- Problem statement:
Write the material out again exactly.

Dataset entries
##########

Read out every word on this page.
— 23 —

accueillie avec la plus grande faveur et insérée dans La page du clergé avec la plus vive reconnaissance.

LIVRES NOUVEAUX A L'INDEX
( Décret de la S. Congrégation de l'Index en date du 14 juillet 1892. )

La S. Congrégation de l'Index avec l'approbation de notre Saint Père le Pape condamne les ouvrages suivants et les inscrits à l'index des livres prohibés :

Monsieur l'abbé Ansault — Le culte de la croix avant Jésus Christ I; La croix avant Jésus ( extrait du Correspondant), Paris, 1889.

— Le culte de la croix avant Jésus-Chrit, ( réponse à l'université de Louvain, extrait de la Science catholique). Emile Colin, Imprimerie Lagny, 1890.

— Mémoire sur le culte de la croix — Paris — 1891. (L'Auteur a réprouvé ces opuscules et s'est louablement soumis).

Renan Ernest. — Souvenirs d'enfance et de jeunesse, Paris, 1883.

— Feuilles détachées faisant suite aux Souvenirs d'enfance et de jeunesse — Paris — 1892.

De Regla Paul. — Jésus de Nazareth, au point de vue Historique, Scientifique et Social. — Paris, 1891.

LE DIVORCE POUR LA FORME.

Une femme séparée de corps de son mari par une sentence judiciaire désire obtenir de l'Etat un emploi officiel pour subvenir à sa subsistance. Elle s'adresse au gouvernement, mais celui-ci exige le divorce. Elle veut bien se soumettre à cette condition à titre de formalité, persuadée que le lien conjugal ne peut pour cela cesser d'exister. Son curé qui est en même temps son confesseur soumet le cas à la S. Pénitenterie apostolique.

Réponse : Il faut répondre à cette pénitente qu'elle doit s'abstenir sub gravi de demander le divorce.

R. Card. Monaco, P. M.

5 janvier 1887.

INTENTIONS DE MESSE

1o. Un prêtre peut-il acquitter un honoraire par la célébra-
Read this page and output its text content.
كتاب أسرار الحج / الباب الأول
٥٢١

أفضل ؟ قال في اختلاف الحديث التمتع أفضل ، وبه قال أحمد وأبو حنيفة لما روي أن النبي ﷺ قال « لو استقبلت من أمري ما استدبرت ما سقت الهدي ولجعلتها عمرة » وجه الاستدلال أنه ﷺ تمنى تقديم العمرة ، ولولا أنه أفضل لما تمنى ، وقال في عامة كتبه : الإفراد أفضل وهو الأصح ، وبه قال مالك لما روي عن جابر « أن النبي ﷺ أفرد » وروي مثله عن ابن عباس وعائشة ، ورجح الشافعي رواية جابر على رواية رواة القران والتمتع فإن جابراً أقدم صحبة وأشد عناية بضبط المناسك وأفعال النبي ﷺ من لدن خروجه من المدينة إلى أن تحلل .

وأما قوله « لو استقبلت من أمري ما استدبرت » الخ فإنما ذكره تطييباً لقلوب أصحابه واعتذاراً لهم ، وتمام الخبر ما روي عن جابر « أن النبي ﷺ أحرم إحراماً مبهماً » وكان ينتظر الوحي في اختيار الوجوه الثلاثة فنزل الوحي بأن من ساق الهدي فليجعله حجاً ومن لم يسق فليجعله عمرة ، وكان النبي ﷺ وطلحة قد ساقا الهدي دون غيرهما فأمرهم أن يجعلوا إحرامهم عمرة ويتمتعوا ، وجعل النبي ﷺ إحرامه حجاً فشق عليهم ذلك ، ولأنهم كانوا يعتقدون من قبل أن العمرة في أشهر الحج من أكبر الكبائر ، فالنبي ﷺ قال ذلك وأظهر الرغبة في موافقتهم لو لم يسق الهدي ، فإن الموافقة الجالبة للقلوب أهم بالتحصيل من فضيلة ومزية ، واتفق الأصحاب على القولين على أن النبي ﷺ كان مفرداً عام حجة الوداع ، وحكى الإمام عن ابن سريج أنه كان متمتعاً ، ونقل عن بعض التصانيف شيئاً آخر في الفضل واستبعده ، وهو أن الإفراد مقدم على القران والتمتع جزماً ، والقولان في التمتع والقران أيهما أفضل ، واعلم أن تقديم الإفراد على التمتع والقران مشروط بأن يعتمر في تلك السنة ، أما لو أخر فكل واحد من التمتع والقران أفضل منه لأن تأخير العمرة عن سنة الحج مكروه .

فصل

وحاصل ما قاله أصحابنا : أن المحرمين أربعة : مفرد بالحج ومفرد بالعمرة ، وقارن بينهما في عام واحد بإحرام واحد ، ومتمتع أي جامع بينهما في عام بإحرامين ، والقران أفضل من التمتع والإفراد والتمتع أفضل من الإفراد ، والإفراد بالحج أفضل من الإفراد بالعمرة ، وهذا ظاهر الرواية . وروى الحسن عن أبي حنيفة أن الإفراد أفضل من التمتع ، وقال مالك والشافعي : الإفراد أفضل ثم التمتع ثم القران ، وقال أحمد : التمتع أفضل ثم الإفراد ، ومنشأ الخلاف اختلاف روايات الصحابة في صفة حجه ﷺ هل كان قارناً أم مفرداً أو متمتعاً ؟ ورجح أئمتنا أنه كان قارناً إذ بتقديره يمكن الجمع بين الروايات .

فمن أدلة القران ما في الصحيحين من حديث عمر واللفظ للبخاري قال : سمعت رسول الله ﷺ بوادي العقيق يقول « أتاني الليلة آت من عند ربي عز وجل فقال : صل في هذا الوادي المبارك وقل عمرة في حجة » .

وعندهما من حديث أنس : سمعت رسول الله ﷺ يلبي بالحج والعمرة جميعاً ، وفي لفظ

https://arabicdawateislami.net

##########

- Completed task:
Read out every word on this page.
— 23 —

accueillie avec la plus grande faveur et insérée dans La page du clergé avec la plus vive reconnaissance.

LIVRES NOUVEAUX A L'INDEX
( Décret de la S. Congrégation de l'Index en date du 14 juillet 1892. )

La S. Congrégation de l'Index avec l'approbation de notre Saint Père le Pape condamne les ouvrages suivants et les inscrits à l'index des livres prohibés :

Monsieur l'abbé Ansault — Le culte de la croix avant Jésus Christ I; La croix avant Jésus ( extrait du Correspondant), Paris, 1889.

— Le culte de la croix avant Jésus-Chrit, ( réponse à l'université de Louvain, extrait de la Science catholique). Emile Colin, Imprimerie Lagny, 1890.

— Mémoire sur le culte de la croix — Paris — 1891. (L'Auteur a réprouvé ces opuscules et s'est louablement soumis).

Renan Ernest. — Souvenirs d'enfance et de jeunesse, Paris, 1883.

— Feuilles détachées faisant suite aux Souvenirs d'enfance et de jeunesse — Paris — 1892.

De Regla Paul. — Jésus de Nazareth, au point de vue Historique, Scientifique et Social. — Paris, 1891.

LE DIVORCE POUR LA FORME.

Une femme séparée de corps de son mari par une sentence judiciaire désire obtenir de l'Etat un emploi officiel pour subvenir à sa subsistance. Elle s'adresse au gouvernement, mais celui-ci exige le divorce. Elle veut bien se soumettre à cette condition à titre de formalité, persuadée que le lien conjugal ne peut pour cela cesser d'exister. Son curé qui est en même temps son confesseur soumet le cas à la S. Pénitenterie apostolique.

Réponse : Il faut répondre à cette pénitente qu'elle doit s'abstenir sub gravi de demander le divorce.

R. Card. Monaco, P. M.

5 janvier 1887.

INTENTIONS DE MESSE

1o. Un prêtre peut-il acquitter un honoraire par la célébra-
Read this page and output its text content.
كتاب أسرار الحج / الباب الأول
٥٢١

أفضل ؟ قال في اختلاف الحديث التمتع أفضل ، وبه قال أحمد وأبو حنيفة لما روي أن النبي ﷺ قال « لو استقبلت من أمري ما استدبرت ما سقت الهدي ولجعلتها عمرة » وجه الاستدلال أنه ﷺ تمنى تقديم العمرة ، ولولا أنه أفضل لما تمنى ، وقال في عامة كتبه : الإفراد أفضل وهو الأصح ، وبه قال مالك لما روي عن جابر « أن النبي ﷺ أفرد » وروي مثله عن ابن عباس وعائشة ، ورجح الشافعي رواية جابر على رواية رواة القران والتمتع فإن جابراً أقدم صحبة وأشد عناية بضبط المناسك وأفعال النبي ﷺ من لدن خروجه من المدينة إلى أن تحلل .

وأما قوله « لو استقبلت من أمري ما استدبرت » الخ فإنما ذكره تطييباً لقلوب أصحابه واعتذاراً لهم ، وتمام الخبر ما روي عن جابر « أن النبي ﷺ أحرم إحراماً مبهماً » وكان ينتظر الوحي في اختيار الوجوه الثلاثة فنزل الوحي بأن من ساق الهدي فليجعله حجاً ومن لم يسق فليجعله عمرة ، وكان النبي ﷺ وطلحة قد ساقا الهدي دون غيرهما فأمرهم أن يجعلوا إحرامهم عمرة ويتمتعوا ، وجعل النبي ﷺ إحرامه حجاً فشق عليهم ذلك ، ولأنهم كانوا يعتقدون من قبل أن العمرة في أشهر الحج من أكبر الكبائر ، فالنبي ﷺ قال ذلك وأظهر الرغبة في موافقتهم لو لم يسق الهدي ، فإن الموافقة الجالبة للقلوب أهم بالتحصيل من فضيلة ومزية ، واتفق الأصحاب على القولين على أن النبي ﷺ كان مفرداً عام حجة الوداع ، وحكى الإمام عن ابن سريج أنه كان متمتعاً ، ونقل عن بعض التصانيف شيئاً آخر في الفضل واستبعده ، وهو أن الإفراد مقدم على القران والتمتع جزماً ، والقولان في التمتع والقران أيهما أفضل ، واعلم أن تقديم الإفراد على التمتع والقران مشروط بأن يعتمر في تلك السنة ، أما لو أخر فكل واحد من التمتع والقران أفضل منه لأن تأخير العمرة عن سنة الحج مكروه .

فصل

وحاصل ما قاله أصحابنا : أن المحرمين أربعة : مفرد بالحج ومفرد بالعمرة ، وقارن بينهما في عام واحد بإحرام واحد ، ومتمتع أي جامع بينهما في عام بإحرامين ، والقران أفضل من التمتع والإفراد والتمتع أفضل من الإفراد ، والإفراد بالحج أفضل من الإفراد بالعمرة ، وهذا ظاهر الرواية . وروى الحسن عن أبي حنيفة أن الإفراد أفضل من التمتع ، وقال مالك والشافعي : الإفراد أفضل ثم التمتع ثم القران ، وقال أحمد : التمتع أفضل ثم الإفراد ، ومنشأ الخلاف اختلاف روايات الصحابة في صفة حجه ﷺ هل كان قارناً أم مفرداً أو متمتعاً ؟ ورجح أئمتنا أنه كان قارناً إذ بتقديره يمكن الجمع بين الروايات .

فمن أدلة القران ما في الصحيحين من حديث عمر واللفظ للبخاري قال : سمعت رسول الله ﷺ بوادي العقيق يقول « أتاني الليلة آت من عند ربي عز وجل فقال : صل في هذا الوادي المبارك وقل عمرة في حجة » .

وعندهما من حديث أنس : سمعت رسول الله ﷺ يلبي بالحج والعمرة جميعاً ، وفي لفظ

https://arabicdawateislami.net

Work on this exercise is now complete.